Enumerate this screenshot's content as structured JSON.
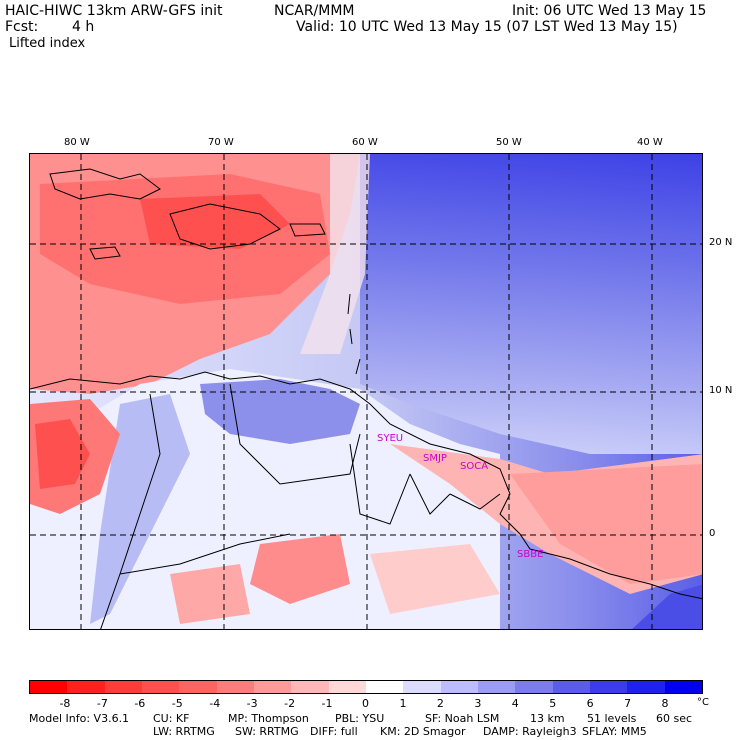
{
  "header": {
    "title": "HAIC-HIWC 13km ARW-GFS init",
    "org": "NCAR/MMM",
    "init": "Init: 06 UTC Wed 13 May 15",
    "fcst_label": "Fcst:",
    "fcst_value": "4 h",
    "valid": "Valid: 10 UTC Wed 13 May 15 (07 LST Wed 13 May 15)",
    "field": "Lifted index"
  },
  "map": {
    "lon_labels": [
      "80 W",
      "70 W",
      "60 W",
      "50 W",
      "40 W"
    ],
    "lat_labels": [
      "20 N",
      "10 N",
      "0"
    ],
    "stations": [
      "SYEU",
      "SMJP",
      "SOCA",
      "SBBE"
    ]
  },
  "colorbar": {
    "labels": [
      "-8",
      "-7",
      "-6",
      "-5",
      "-4",
      "-3",
      "-2",
      "-1",
      "0",
      "1",
      "2",
      "3",
      "4",
      "5",
      "6",
      "7",
      "8"
    ],
    "unit": "°C",
    "colors": [
      "#ff0000",
      "#ff2020",
      "#ff3c3c",
      "#ff5050",
      "#ff6464",
      "#ff7c7c",
      "#ff9a9a",
      "#ffb8b8",
      "#ffd8d8",
      "#ffffff",
      "#dcdcff",
      "#bcbcff",
      "#9c9cf4",
      "#7c7cf0",
      "#5c5cec",
      "#3c3cec",
      "#2020f0",
      "#0000ee"
    ]
  },
  "model_info": {
    "line1": [
      "Model Info: V3.6.1",
      "CU: KF",
      "MP: Thompson",
      "PBL: YSU",
      "SF: Noah LSM",
      "13 km",
      "51 levels",
      "60 sec"
    ],
    "line2": [
      "LW: RRTMG",
      "SW: RRTMG",
      "DIFF: full",
      "KM: 2D Smagor",
      "DAMP: Rayleigh3",
      "SFLAY: MM5"
    ]
  }
}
##############################
TASK STATEMENT: Look through the entries above and count each line holding "init"; report the count alone.

EXERCISE RESULT: 2